[Figure record listings]
######

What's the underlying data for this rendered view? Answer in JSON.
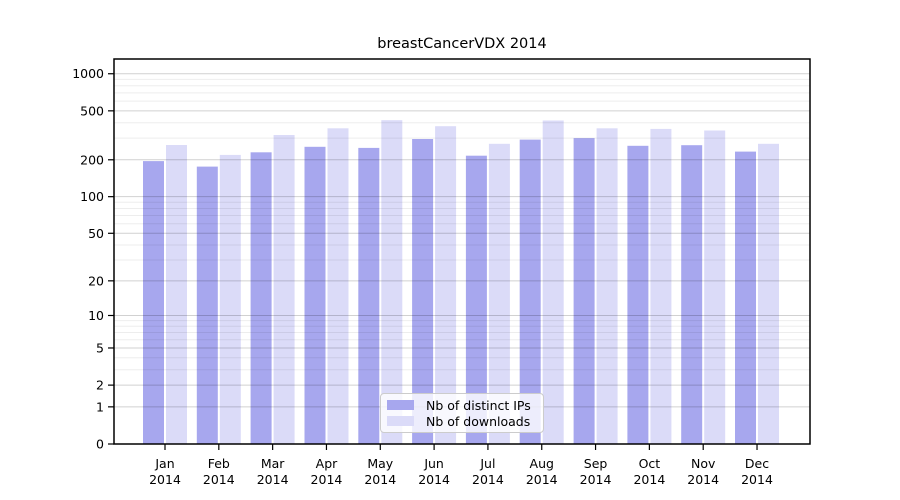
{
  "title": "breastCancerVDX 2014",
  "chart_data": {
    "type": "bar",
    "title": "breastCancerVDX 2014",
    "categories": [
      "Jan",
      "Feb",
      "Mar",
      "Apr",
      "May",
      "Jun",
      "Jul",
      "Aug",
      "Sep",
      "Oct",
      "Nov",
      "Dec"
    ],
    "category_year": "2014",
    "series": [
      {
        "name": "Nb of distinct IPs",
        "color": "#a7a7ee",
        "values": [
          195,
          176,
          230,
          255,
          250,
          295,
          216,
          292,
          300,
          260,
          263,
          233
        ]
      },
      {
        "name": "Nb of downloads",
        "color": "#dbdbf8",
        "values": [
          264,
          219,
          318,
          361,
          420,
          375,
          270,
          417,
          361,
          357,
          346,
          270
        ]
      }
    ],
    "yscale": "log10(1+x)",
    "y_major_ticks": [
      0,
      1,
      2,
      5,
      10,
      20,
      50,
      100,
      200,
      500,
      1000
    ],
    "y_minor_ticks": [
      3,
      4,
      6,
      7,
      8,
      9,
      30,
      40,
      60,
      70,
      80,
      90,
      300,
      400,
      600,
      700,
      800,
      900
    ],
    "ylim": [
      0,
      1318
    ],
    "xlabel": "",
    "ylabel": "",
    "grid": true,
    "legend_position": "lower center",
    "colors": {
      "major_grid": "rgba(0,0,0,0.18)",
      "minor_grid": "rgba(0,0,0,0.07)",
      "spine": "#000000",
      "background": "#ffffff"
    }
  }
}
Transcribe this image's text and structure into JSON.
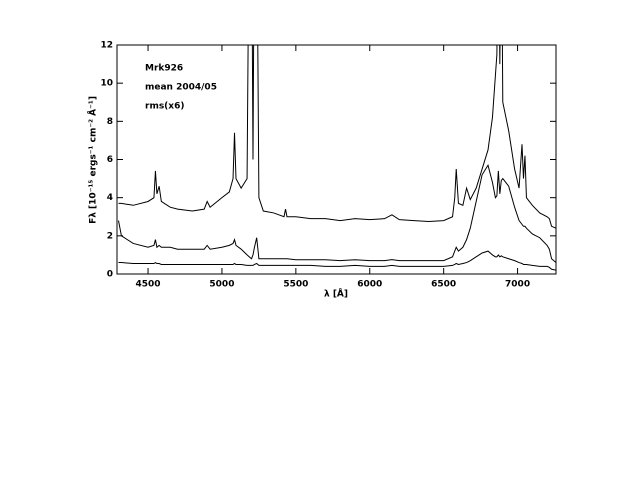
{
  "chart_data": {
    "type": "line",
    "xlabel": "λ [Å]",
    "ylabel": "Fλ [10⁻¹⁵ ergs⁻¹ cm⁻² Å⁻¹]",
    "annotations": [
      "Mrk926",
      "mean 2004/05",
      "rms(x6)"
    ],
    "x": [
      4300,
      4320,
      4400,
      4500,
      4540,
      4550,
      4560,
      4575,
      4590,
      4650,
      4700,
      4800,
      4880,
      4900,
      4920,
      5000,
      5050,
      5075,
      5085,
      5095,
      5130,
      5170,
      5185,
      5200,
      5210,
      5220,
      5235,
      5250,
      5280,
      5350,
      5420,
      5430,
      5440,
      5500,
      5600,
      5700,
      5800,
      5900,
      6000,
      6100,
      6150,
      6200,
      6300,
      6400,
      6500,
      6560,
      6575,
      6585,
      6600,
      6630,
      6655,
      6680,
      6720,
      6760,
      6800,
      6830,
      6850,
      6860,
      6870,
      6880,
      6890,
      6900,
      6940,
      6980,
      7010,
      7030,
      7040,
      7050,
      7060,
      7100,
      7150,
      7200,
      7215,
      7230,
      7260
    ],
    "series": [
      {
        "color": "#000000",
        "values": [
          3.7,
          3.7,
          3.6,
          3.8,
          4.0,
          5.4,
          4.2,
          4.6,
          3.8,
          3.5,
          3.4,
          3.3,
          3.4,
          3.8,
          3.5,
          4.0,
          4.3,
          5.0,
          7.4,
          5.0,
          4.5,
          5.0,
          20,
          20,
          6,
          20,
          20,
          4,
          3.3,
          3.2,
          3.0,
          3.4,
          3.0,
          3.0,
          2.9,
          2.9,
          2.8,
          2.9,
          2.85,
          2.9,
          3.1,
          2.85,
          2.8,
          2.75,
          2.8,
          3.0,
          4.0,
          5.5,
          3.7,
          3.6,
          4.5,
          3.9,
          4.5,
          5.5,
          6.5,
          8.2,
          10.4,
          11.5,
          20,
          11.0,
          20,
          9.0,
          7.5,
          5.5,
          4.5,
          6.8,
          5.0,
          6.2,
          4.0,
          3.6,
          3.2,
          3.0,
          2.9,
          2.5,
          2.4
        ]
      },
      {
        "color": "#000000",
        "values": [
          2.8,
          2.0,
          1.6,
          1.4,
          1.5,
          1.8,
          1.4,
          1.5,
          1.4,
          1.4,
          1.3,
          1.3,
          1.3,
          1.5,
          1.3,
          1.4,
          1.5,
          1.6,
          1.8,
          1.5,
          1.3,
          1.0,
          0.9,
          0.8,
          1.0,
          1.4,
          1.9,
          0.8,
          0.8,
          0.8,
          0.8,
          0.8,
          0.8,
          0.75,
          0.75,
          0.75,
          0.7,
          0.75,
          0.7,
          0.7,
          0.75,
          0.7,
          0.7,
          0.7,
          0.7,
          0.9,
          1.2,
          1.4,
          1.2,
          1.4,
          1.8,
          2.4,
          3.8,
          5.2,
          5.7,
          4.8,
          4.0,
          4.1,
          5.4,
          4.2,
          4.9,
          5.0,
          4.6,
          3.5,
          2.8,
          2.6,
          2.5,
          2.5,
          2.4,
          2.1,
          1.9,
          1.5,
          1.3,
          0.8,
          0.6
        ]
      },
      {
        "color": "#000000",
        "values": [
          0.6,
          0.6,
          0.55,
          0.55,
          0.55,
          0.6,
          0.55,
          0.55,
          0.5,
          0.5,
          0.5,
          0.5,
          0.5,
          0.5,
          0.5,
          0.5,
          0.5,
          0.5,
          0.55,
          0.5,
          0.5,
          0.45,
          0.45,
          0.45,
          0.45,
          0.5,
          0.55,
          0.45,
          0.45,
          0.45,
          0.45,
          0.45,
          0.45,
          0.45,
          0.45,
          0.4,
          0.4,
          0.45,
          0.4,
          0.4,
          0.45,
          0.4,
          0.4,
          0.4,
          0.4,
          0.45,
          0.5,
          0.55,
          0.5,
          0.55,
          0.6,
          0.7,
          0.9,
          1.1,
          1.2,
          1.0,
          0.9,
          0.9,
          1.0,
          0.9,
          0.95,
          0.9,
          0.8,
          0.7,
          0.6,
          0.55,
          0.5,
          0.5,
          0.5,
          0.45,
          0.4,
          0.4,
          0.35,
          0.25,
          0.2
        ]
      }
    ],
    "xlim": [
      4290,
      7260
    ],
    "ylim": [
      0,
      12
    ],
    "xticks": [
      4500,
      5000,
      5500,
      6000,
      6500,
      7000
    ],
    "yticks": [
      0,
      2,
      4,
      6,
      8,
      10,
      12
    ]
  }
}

######

TASK STATEMENT — Reproduce each line of the entries in which the word "rgba" is found.

ANSWER TO THE EXERCISE —
      "major_grid": "rgba(0,0,0,0.18)",
      "minor_grid": "rgba(0,0,0,0.07)",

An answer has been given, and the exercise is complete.